WHAT TO WORK ON: Report every line below that holds the word "защищенного".
--- Begin RECORD LIST ---
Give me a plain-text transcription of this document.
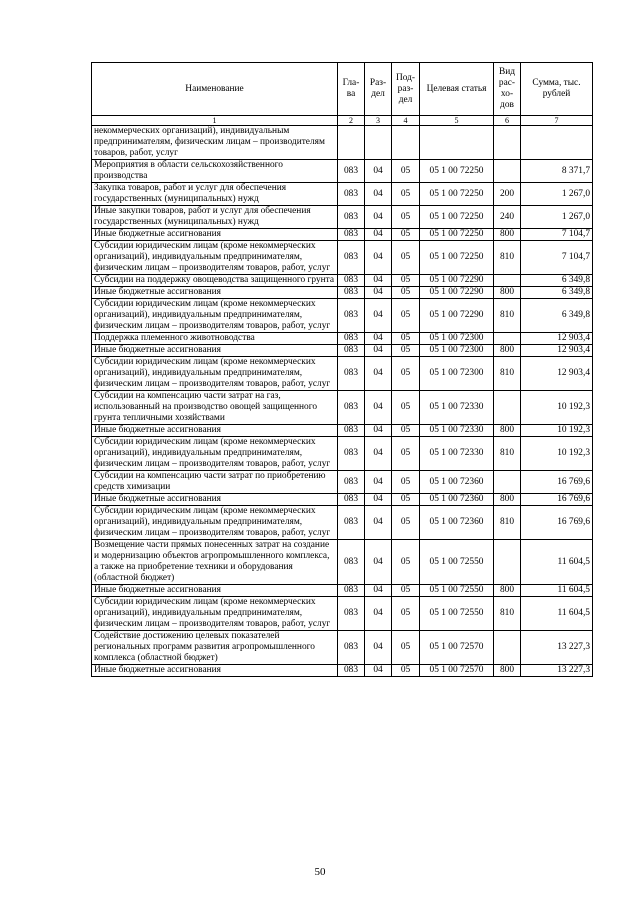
Наименование	Гла-ва	Раз-дел	Под-раз-дел	Целевая статья	Вид рас-хо-дов	Сумма, тыс. рублей
1	2	3	4	5	6	7
некоммерческих организаций), индивидуальным предпринимателям, физическим лицам – производителям товаров, работ, услуг						
Мероприятия в области сельскохозяйственного производства	083	04	05	05 1 00 72250		8 371,7
Закупка товаров, работ и услуг для обеспечения государственных (муниципальных) нужд	083	04	05	05 1 00 72250	200	1 267,0
Иные закупки товаров, работ и услуг для обеспечения государственных (муниципальных) нужд	083	04	05	05 1 00 72250	240	1 267,0
Иные бюджетные ассигнования	083	04	05	05 1 00 72250	800	7 104,7
Субсидии юридическим лицам (кроме некоммерческих организаций), индивидуальным предпринимателям, физическим лицам – производителям товаров, работ, услуг	083	04	05	05 1 00 72250	810	7 104,7
Субсидии на поддержку овощеводства защищенного грунта	083	04	05	05 1 00 72290		6 349,8
Иные бюджетные ассигнования	083	04	05	05 1 00 72290	800	6 349,8
Субсидии юридическим лицам (кроме некоммерческих организаций), индивидуальным предпринимателям, физическим лицам – производителям товаров, работ, услуг	083	04	05	05 1 00 72290	810	6 349,8
Поддержка племенного животноводства	083	04	05	05 1 00 72300		12 903,4
Иные бюджетные ассигнования	083	04	05	05 1 00 72300	800	12 903,4
Субсидии юридическим лицам (кроме некоммерческих организаций), индивидуальным предпринимателям, физическим лицам – производителям товаров, работ, услуг	083	04	05	05 1 00 72300	810	12 903,4
Субсидии на компенсацию части затрат на газ, использованный на производство овощей защищенного грунта тепличными хозяйствами	083	04	05	05 1 00 72330		10 192,3
Иные бюджетные ассигнования	083	04	05	05 1 00 72330	800	10 192,3
Субсидии юридическим лицам (кроме некоммерческих организаций), индивидуальным предпринимателям, физическим лицам – производителям товаров, работ, услуг	083	04	05	05 1 00 72330	810	10 192,3
Субсидии на компенсацию части затрат по приобретению средств химизации	083	04	05	05 1 00 72360		16 769,6
Иные бюджетные ассигнования	083	04	05	05 1 00 72360	800	16 769,6
Субсидии юридическим лицам (кроме некоммерческих организаций), индивидуальным предпринимателям, физическим лицам – производителям товаров, работ, услуг	083	04	05	05 1 00 72360	810	16 769,6
Возмещение части прямых понесенных затрат на создание и модернизацию объектов агропромышленного комплекса, а также на приобретение техники и оборудования (областной бюджет)	083	04	05	05 1 00 72550		11 604,5
Иные бюджетные ассигнования	083	04	05	05 1 00 72550	800	11 604,5
Субсидии юридическим лицам (кроме некоммерческих организаций), индивидуальным предпринимателям, физическим лицам – производителям товаров, работ, услуг	083	04	05	05 1 00 72550	810	11 604,5
Содействие достижению целевых показателей региональных программ развития агропромышленного комплекса (областной бюджет)	083	04	05	05 1 00 72570		13 227,3
Иные бюджетные ассигнования	083	04	05	05 1 00 72570	800	13 227,3
50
--- End RECORD LIST ---
EXERCISE OUTPUT:
Субсидии на поддержку овощеводства защищенного грунта	083	04	05	05 1 00 72290		6 349,8
Субсидии на компенсацию части затрат на газ, использованный на производство овощей защищенного грунта тепличными хозяйствами	083	04	05	05 1 00 72330		10 192,3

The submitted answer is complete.